■ TASK OBJECTIVE ■
Take down each entry exactly as written.

# PROVIDED MATERIAL start

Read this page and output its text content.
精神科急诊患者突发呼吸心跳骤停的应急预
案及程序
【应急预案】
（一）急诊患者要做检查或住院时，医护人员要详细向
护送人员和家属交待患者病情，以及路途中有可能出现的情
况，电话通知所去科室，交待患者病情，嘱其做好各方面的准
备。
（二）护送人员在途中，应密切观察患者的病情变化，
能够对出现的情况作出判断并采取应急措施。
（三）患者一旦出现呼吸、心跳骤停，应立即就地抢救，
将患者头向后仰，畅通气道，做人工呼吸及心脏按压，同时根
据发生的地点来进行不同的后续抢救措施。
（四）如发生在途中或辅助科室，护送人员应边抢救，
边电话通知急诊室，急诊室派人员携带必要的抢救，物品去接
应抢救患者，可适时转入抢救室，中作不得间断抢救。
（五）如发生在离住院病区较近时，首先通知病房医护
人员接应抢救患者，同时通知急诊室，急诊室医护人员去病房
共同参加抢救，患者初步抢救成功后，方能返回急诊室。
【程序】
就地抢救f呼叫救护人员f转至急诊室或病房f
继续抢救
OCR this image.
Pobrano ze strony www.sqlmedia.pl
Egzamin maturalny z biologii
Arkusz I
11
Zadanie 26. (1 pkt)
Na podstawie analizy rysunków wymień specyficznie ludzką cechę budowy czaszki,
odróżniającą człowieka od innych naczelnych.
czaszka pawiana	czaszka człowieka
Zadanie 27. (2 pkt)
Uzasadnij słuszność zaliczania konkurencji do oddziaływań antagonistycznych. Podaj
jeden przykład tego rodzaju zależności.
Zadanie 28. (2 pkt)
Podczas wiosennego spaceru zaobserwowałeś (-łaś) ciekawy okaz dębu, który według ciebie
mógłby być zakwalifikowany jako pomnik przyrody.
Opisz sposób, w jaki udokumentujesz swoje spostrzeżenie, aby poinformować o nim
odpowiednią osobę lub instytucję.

# PROVIDED MATERIAL end

■ OUTPUT OF THE TASK ■
Read this page and output its text content.
精神科急诊患者突发呼吸心跳骤停的应急预
案及程序
【应急预案】
（一）急诊患者要做检查或住院时，医护人员要详细向
护送人员和家属交待患者病情，以及路途中有可能出现的情
况，电话通知所去科室，交待患者病情，嘱其做好各方面的准
备。
（二）护送人员在途中，应密切观察患者的病情变化，
能够对出现的情况作出判断并采取应急措施。
（三）患者一旦出现呼吸、心跳骤停，应立即就地抢救，
将患者头向后仰，畅通气道，做人工呼吸及心脏按压，同时根
据发生的地点来进行不同的后续抢救措施。
（四）如发生在途中或辅助科室，护送人员应边抢救，
边电话通知急诊室，急诊室派人员携带必要的抢救，物品去接
应抢救患者，可适时转入抢救室，中作不得间断抢救。
（五）如发生在离住院病区较近时，首先通知病房医护
人员接应抢救患者，同时通知急诊室，急诊室医护人员去病房
共同参加抢救，患者初步抢救成功后，方能返回急诊室。
【程序】
就地抢救f呼叫救护人员f转至急诊室或病房f
继续抢救
OCR this image.
Pobrano ze strony www.sqlmedia.pl
Egzamin maturalny z biologii
Arkusz I
11
Zadanie 26. (1 pkt)
Na podstawie analizy rysunków wymień specyficznie ludzką cechę budowy czaszki,
odróżniającą człowieka od innych naczelnych.
czaszka pawiana	czaszka człowieka
Zadanie 27. (2 pkt)
Uzasadnij słuszność zaliczania konkurencji do oddziaływań antagonistycznych. Podaj
jeden przykład tego rodzaju zależności.
Zadanie 28. (2 pkt)
Podczas wiosennego spaceru zaobserwowałeś (-łaś) ciekawy okaz dębu, który według ciebie
mógłby być zakwalifikowany jako pomnik przyrody.
Opisz sposób, w jaki udokumentujesz swoje spostrzeżenie, aby poinformować o nim
odpowiednią osobę lub instytucję.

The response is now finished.